_Problem to solve_
From the records below, copy every line that contains the word "labels".

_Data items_

=======

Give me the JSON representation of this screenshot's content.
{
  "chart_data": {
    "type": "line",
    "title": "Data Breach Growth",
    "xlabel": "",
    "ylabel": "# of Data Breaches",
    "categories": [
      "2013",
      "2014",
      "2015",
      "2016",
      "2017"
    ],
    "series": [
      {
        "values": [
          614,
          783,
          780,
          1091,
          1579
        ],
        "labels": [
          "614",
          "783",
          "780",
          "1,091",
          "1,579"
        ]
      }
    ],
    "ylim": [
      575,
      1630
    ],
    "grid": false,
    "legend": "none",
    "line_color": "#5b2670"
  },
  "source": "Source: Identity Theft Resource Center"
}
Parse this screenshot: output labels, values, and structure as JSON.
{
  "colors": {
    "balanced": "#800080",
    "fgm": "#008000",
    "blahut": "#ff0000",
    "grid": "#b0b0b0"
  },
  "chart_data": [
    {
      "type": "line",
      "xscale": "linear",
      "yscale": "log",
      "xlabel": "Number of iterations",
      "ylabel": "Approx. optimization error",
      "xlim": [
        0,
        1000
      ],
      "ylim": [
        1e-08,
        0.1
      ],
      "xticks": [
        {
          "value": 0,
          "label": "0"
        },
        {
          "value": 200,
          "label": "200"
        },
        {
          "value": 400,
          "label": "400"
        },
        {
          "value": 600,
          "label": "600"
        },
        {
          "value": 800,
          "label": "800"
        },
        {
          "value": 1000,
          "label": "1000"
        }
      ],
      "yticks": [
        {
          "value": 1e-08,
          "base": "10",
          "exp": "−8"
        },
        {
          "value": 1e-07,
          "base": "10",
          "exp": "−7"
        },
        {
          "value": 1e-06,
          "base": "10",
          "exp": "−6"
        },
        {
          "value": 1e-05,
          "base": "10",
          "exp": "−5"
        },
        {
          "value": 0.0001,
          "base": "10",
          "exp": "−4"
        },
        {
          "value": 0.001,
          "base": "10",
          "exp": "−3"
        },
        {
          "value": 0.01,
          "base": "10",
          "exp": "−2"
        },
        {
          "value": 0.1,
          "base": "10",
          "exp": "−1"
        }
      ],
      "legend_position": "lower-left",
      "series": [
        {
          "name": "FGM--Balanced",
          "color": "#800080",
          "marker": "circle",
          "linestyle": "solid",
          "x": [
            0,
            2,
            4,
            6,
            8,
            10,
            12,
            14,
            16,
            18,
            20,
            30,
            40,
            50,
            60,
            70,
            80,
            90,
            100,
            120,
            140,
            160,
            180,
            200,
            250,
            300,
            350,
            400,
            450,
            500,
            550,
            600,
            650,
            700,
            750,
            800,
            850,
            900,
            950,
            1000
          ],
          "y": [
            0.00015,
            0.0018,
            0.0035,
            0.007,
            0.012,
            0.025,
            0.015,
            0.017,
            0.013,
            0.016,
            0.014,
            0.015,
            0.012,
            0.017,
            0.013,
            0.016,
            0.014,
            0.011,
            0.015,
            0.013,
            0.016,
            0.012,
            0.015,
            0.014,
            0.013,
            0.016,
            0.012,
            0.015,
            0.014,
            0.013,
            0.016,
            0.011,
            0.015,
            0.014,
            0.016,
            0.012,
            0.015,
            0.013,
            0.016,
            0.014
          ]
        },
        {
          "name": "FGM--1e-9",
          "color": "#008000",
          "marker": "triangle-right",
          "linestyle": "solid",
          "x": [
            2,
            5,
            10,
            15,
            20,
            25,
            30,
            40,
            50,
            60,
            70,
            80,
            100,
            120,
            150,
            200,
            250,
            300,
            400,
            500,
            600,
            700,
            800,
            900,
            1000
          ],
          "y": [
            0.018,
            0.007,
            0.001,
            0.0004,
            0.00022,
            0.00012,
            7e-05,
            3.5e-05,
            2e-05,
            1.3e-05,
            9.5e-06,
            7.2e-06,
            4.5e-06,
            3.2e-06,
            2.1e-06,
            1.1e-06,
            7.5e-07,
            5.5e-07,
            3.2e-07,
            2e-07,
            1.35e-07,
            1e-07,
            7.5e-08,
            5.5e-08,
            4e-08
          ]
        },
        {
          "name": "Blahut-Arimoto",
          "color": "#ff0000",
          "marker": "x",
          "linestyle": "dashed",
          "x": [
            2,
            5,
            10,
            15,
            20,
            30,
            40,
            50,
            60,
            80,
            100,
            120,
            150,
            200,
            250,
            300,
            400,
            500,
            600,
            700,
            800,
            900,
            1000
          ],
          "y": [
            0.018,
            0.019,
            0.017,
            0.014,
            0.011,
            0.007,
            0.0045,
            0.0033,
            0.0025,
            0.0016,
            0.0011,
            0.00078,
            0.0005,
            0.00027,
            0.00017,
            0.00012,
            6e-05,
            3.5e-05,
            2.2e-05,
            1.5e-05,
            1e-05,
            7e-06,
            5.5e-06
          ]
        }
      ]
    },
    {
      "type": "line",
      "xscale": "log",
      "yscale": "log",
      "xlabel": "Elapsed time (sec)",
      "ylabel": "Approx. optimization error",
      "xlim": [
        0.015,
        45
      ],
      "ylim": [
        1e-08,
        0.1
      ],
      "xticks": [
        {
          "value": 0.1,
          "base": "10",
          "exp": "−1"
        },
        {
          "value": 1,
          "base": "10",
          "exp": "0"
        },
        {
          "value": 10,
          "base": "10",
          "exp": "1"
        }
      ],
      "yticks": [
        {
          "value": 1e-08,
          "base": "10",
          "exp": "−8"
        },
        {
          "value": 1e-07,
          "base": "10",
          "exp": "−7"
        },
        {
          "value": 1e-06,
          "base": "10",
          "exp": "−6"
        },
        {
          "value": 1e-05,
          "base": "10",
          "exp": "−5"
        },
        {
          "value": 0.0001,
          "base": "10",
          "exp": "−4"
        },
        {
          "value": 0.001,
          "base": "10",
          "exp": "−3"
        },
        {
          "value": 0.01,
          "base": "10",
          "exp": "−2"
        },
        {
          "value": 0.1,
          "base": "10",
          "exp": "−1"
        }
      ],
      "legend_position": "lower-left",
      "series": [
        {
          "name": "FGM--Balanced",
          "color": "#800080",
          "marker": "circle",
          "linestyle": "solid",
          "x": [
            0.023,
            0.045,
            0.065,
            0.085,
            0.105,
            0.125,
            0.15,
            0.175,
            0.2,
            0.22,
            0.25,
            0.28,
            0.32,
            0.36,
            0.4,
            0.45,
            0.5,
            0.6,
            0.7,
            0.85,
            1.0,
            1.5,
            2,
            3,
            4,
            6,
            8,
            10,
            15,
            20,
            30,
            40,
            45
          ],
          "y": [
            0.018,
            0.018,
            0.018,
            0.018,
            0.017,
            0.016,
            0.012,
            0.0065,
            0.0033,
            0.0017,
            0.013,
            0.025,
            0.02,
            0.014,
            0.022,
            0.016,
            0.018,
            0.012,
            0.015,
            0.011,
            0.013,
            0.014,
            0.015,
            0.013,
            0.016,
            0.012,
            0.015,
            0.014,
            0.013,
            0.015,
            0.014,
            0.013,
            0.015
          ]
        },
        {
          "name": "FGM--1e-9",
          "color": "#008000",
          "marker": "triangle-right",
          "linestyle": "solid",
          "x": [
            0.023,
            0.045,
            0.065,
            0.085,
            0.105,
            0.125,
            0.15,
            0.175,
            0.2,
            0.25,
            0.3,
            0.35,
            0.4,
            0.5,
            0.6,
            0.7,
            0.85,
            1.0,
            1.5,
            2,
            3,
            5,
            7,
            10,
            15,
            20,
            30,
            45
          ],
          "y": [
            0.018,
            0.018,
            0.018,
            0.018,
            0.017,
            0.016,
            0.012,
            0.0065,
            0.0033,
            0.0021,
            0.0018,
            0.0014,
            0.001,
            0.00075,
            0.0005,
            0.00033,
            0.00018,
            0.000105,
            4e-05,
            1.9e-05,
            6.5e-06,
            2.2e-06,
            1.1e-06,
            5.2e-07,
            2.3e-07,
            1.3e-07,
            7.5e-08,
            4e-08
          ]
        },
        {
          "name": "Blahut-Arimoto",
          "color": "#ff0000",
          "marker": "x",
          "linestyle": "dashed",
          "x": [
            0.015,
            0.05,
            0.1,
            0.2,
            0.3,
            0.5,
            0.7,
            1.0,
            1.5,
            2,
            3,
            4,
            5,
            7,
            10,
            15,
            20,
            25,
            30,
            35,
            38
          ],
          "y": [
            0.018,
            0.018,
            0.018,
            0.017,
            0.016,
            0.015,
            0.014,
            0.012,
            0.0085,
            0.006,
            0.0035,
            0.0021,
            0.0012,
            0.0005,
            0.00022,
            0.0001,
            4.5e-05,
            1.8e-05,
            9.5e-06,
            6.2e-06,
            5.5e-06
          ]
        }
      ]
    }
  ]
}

=======

_Exercise answer_
        "labels": [
Parse this screenshot: output labels, values, and structure as JSON.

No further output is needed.